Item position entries

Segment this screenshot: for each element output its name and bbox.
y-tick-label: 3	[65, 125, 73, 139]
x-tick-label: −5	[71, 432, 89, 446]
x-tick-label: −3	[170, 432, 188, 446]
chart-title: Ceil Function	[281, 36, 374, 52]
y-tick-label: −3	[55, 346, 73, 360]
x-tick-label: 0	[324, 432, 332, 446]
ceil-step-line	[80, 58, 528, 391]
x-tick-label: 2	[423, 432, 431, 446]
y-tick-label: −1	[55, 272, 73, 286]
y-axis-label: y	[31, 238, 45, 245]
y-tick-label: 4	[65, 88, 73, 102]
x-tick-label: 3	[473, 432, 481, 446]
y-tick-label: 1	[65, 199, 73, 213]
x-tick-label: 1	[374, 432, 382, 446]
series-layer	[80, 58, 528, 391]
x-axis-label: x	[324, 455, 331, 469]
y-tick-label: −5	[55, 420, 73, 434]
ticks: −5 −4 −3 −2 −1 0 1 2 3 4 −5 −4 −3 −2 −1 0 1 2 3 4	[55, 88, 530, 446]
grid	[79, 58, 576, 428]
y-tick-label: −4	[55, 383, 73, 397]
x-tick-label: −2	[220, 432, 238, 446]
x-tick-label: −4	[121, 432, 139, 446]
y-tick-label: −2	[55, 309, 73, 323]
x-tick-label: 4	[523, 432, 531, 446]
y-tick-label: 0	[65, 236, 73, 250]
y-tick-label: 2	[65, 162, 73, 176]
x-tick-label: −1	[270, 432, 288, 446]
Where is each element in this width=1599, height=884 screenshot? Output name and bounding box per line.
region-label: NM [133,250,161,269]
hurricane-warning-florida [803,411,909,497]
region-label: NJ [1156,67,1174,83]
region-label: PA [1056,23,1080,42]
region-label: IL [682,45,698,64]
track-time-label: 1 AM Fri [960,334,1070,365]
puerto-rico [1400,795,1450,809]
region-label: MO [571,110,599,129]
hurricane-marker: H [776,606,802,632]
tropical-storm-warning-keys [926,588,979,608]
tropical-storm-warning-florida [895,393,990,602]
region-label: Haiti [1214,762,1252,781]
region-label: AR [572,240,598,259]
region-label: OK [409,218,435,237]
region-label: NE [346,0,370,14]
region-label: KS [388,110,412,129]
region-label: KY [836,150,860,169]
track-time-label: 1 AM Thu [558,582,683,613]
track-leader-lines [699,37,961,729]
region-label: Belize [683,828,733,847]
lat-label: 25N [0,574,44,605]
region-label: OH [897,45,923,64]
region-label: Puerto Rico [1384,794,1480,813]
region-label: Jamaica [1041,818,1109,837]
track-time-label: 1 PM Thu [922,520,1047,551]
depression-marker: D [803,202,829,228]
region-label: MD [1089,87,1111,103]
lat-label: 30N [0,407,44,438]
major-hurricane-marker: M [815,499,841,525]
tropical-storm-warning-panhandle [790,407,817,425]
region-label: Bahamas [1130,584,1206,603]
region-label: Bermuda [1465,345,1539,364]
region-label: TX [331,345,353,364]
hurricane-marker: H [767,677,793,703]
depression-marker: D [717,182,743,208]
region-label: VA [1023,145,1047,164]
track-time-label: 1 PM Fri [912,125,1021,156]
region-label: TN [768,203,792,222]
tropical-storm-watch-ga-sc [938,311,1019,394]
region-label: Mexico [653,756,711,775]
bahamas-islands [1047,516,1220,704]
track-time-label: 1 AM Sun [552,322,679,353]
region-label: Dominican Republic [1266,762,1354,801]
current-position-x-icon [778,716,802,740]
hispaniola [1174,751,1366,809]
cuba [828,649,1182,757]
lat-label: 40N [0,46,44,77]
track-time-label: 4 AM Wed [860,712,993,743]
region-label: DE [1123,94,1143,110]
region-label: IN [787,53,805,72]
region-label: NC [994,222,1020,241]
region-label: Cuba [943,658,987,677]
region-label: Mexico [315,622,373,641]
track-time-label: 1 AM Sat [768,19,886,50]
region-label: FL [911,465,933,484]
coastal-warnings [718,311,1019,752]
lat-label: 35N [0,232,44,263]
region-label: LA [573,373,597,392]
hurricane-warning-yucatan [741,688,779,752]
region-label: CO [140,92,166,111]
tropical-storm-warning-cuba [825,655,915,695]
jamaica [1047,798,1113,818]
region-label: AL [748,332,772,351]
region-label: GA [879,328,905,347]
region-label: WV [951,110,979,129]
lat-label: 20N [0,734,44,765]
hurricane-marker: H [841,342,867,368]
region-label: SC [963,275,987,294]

§ Given problem: Write out all the records above again, replacing "element" with "item" wherever it appears and changing nothing else.

§ Written solution:
Segment this screenshot: for each item output its name and bbox.
y-tick-label: 3	[65, 125, 73, 139]
x-tick-label: −5	[71, 432, 89, 446]
x-tick-label: −3	[170, 432, 188, 446]
chart-title: Ceil Function	[281, 36, 374, 52]
y-tick-label: −3	[55, 346, 73, 360]
x-tick-label: 0	[324, 432, 332, 446]
ceil-step-line	[80, 58, 528, 391]
x-tick-label: 2	[423, 432, 431, 446]
y-tick-label: −1	[55, 272, 73, 286]
y-axis-label: y	[31, 238, 45, 245]
y-tick-label: 4	[65, 88, 73, 102]
x-tick-label: 3	[473, 432, 481, 446]
y-tick-label: 1	[65, 199, 73, 213]
x-tick-label: 1	[374, 432, 382, 446]
series-layer	[80, 58, 528, 391]
x-axis-label: x	[324, 455, 331, 469]
y-tick-label: −5	[55, 420, 73, 434]
ticks: −5 −4 −3 −2 −1 0 1 2 3 4 −5 −4 −3 −2 −1 0 1 2 3 4	[55, 88, 530, 446]
grid	[79, 58, 576, 428]
y-tick-label: −4	[55, 383, 73, 397]
x-tick-label: −2	[220, 432, 238, 446]
x-tick-label: −4	[121, 432, 139, 446]
y-tick-label: −2	[55, 309, 73, 323]
x-tick-label: 4	[523, 432, 531, 446]
y-tick-label: 0	[65, 236, 73, 250]
y-tick-label: 2	[65, 162, 73, 176]
x-tick-label: −1	[270, 432, 288, 446]
Where is each item in this width=1599, height=884 screenshot? Output name and bounding box per line.
region-label: NM [133,250,161,269]
hurricane-warning-florida [803,411,909,497]
region-label: NJ [1156,67,1174,83]
region-label: PA [1056,23,1080,42]
region-label: IL [682,45,698,64]
track-time-label: 1 AM Fri [960,334,1070,365]
puerto-rico [1400,795,1450,809]
region-label: MO [571,110,599,129]
hurricane-marker: H [776,606,802,632]
tropical-storm-warning-keys [926,588,979,608]
tropical-storm-warning-florida [895,393,990,602]
region-label: Haiti [1214,762,1252,781]
region-label: AR [572,240,598,259]
region-label: OK [409,218,435,237]
region-label: NE [346,0,370,14]
region-label: KS [388,110,412,129]
region-label: KY [836,150,860,169]
track-time-label: 1 AM Thu [558,582,683,613]
track-leader-lines [699,37,961,729]
region-label: Belize [683,828,733,847]
lat-label: 25N [0,574,44,605]
region-label: OH [897,45,923,64]
region-label: Puerto Rico [1384,794,1480,813]
region-label: Jamaica [1041,818,1109,837]
track-time-label: 1 PM Thu [922,520,1047,551]
depression-marker: D [803,202,829,228]
region-label: MD [1089,87,1111,103]
lat-label: 30N [0,407,44,438]
major-hurricane-marker: M [815,499,841,525]
tropical-storm-warning-panhandle [790,407,817,425]
region-label: Bahamas [1130,584,1206,603]
region-label: Bermuda [1465,345,1539,364]
region-label: TX [331,345,353,364]
hurricane-marker: H [767,677,793,703]
depression-marker: D [717,182,743,208]
region-label: VA [1023,145,1047,164]
track-time-label: 1 PM Fri [912,125,1021,156]
region-label: TN [768,203,792,222]
tropical-storm-watch-ga-sc [938,311,1019,394]
region-label: Mexico [653,756,711,775]
bahamas-islands [1047,516,1220,704]
track-time-label: 1 AM Sun [552,322,679,353]
region-label: Dominican Republic [1266,762,1354,801]
current-position-x-icon [778,716,802,740]
hispaniola [1174,751,1366,809]
cuba [828,649,1182,757]
lat-label: 40N [0,46,44,77]
track-time-label: 4 AM Wed [860,712,993,743]
region-label: DE [1123,94,1143,110]
region-label: IN [787,53,805,72]
region-label: NC [994,222,1020,241]
region-label: Cuba [943,658,987,677]
region-label: Mexico [315,622,373,641]
track-time-label: 1 AM Sat [768,19,886,50]
region-label: FL [911,465,933,484]
coastal-warnings [718,311,1019,752]
lat-label: 35N [0,232,44,263]
region-label: LA [573,373,597,392]
hurricane-warning-yucatan [741,688,779,752]
region-label: CO [140,92,166,111]
tropical-storm-warning-cuba [825,655,915,695]
jamaica [1047,798,1113,818]
region-label: AL [748,332,772,351]
region-label: GA [879,328,905,347]
region-label: WV [951,110,979,129]
lat-label: 20N [0,734,44,765]
hurricane-marker: H [841,342,867,368]
region-label: SC [963,275,987,294]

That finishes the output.